WHAT YOU SHOULD DO
Wherever a line holds the string "name", copy that line.

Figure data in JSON
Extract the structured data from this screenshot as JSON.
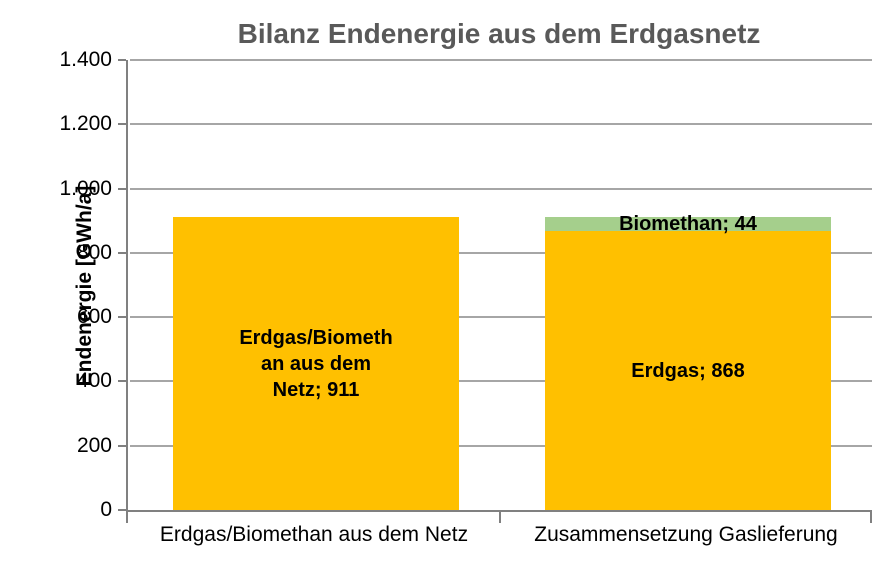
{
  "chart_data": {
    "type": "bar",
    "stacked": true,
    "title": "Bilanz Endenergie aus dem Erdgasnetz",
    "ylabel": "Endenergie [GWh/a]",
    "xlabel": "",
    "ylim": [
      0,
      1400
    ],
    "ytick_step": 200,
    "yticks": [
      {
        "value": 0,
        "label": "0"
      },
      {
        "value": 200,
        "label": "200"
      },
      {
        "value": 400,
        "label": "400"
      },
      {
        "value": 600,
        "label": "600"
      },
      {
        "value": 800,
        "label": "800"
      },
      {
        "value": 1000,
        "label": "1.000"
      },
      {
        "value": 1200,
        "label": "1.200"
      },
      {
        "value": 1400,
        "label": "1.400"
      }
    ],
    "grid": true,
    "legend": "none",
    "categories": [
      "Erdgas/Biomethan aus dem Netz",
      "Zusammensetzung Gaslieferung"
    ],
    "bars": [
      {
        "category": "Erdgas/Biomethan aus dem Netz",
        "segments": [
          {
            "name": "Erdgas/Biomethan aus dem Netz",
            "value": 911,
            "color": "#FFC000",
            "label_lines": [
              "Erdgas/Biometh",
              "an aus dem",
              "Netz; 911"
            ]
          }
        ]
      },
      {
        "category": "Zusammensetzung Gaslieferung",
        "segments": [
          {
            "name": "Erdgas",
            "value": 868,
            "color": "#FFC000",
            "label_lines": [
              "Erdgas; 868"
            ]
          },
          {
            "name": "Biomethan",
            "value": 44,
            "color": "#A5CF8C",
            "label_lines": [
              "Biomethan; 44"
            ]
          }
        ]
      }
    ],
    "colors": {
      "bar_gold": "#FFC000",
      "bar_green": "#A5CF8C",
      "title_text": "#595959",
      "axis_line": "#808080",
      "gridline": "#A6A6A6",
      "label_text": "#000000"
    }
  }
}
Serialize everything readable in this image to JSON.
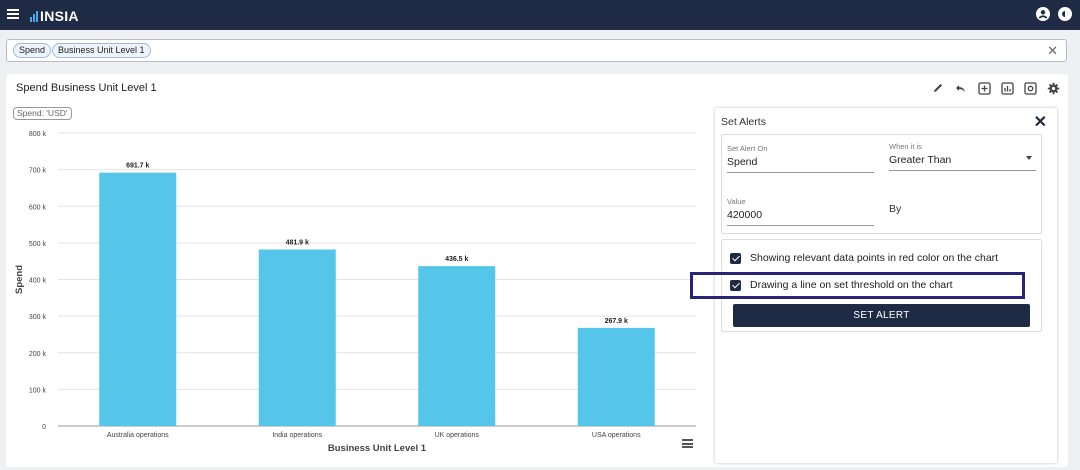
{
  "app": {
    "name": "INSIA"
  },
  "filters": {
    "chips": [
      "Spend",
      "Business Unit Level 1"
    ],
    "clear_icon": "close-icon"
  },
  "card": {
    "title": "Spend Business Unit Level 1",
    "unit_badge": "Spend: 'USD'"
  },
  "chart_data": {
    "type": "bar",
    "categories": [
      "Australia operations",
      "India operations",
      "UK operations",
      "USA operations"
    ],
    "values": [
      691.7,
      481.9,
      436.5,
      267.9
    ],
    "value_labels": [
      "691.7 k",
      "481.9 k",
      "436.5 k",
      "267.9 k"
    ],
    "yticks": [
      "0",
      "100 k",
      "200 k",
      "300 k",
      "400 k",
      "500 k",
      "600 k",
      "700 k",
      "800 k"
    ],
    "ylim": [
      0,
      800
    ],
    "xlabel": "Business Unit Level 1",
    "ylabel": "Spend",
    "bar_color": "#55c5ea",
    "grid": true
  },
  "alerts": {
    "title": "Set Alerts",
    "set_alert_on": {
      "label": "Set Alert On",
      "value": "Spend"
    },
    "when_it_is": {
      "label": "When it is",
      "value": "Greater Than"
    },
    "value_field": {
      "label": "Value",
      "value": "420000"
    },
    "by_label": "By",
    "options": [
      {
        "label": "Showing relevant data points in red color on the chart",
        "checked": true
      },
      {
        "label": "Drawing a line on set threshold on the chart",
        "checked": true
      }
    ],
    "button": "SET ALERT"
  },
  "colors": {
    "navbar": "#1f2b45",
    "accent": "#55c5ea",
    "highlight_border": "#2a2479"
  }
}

--

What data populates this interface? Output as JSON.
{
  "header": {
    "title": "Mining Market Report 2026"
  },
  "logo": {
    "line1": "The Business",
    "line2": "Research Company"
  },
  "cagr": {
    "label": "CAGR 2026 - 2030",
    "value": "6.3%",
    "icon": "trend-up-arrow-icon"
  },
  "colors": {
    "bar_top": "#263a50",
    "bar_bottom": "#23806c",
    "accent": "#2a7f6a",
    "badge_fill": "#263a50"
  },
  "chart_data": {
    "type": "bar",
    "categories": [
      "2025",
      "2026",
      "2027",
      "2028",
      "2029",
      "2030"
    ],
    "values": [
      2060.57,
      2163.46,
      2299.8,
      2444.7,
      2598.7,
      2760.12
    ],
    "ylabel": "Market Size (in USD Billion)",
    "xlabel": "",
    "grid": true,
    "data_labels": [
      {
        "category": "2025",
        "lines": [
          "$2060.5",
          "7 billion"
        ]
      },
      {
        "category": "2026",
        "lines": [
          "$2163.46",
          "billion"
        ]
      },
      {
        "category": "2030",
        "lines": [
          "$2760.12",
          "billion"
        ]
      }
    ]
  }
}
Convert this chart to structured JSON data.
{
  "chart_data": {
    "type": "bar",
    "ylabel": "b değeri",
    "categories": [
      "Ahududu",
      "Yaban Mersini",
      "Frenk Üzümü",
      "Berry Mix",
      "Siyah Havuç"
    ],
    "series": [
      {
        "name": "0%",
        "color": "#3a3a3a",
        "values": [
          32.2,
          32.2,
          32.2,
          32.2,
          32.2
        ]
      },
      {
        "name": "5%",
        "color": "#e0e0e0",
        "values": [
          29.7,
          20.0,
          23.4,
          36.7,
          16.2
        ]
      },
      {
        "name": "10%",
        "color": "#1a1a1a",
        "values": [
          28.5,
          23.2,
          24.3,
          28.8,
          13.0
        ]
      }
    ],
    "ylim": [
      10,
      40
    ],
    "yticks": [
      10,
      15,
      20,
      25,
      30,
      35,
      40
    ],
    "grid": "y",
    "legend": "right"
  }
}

WRITTEN ANSWER
            "name": "Erdgas/Biomethan aus dem Netz",
            "name": "Erdgas",
            "name": "Biomethan",
    "name": "INSIA"
        "name": "0%",
        "name": "5%",
        "name": "10%",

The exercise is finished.